◆ Your task:
Go through the material below, count the lines with the word "usdt", and reply with the count alone.

◆ Records to use:

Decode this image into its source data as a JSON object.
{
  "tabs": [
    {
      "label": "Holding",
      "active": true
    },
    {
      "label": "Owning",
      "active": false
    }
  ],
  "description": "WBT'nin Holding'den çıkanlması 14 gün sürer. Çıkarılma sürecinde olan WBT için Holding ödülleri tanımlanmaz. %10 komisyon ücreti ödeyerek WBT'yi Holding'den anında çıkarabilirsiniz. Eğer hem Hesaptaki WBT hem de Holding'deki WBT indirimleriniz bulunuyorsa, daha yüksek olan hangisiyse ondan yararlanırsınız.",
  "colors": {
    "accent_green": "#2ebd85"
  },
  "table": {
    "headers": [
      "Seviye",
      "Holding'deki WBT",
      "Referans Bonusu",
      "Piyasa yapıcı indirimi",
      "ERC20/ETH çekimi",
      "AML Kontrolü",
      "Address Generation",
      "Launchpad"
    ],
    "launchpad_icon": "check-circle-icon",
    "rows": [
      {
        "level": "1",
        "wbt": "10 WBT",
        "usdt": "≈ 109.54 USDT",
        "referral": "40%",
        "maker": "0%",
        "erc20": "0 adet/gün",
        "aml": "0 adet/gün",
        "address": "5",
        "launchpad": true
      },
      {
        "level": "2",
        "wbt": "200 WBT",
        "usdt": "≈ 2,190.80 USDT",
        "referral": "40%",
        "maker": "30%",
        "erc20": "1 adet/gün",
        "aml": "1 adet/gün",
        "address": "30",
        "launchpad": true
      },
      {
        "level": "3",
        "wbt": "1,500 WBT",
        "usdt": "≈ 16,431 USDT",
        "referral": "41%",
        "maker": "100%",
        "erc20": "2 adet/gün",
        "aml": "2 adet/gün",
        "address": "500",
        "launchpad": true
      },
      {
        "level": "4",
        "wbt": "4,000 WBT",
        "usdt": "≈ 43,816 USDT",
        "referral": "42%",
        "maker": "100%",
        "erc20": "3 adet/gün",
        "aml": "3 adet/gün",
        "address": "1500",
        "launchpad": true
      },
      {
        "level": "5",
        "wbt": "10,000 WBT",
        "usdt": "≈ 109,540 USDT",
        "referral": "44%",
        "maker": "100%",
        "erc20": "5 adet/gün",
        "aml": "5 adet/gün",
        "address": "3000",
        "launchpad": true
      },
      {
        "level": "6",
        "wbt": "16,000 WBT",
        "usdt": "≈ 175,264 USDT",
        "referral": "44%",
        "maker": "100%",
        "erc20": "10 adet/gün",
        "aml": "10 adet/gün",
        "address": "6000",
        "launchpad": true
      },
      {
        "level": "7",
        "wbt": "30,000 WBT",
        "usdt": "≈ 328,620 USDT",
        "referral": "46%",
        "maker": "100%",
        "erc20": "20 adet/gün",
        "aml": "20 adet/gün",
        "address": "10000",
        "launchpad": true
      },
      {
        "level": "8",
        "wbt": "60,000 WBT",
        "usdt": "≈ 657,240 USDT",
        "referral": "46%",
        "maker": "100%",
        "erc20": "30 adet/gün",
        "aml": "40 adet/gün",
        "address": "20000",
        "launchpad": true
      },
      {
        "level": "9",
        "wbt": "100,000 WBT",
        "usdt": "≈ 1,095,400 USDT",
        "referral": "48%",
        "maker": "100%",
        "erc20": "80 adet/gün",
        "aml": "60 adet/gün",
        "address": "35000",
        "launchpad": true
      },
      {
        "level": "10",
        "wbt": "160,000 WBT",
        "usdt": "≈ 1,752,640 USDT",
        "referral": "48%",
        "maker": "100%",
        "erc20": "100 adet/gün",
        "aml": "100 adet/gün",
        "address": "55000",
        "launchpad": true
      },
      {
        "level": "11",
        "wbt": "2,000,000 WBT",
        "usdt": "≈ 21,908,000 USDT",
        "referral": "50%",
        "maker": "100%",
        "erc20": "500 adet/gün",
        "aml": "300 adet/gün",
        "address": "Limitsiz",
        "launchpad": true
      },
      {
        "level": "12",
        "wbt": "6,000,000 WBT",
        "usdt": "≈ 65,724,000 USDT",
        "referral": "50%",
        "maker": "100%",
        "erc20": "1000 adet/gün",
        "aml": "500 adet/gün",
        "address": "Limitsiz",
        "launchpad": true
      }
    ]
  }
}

◆ Output of the exercise:
12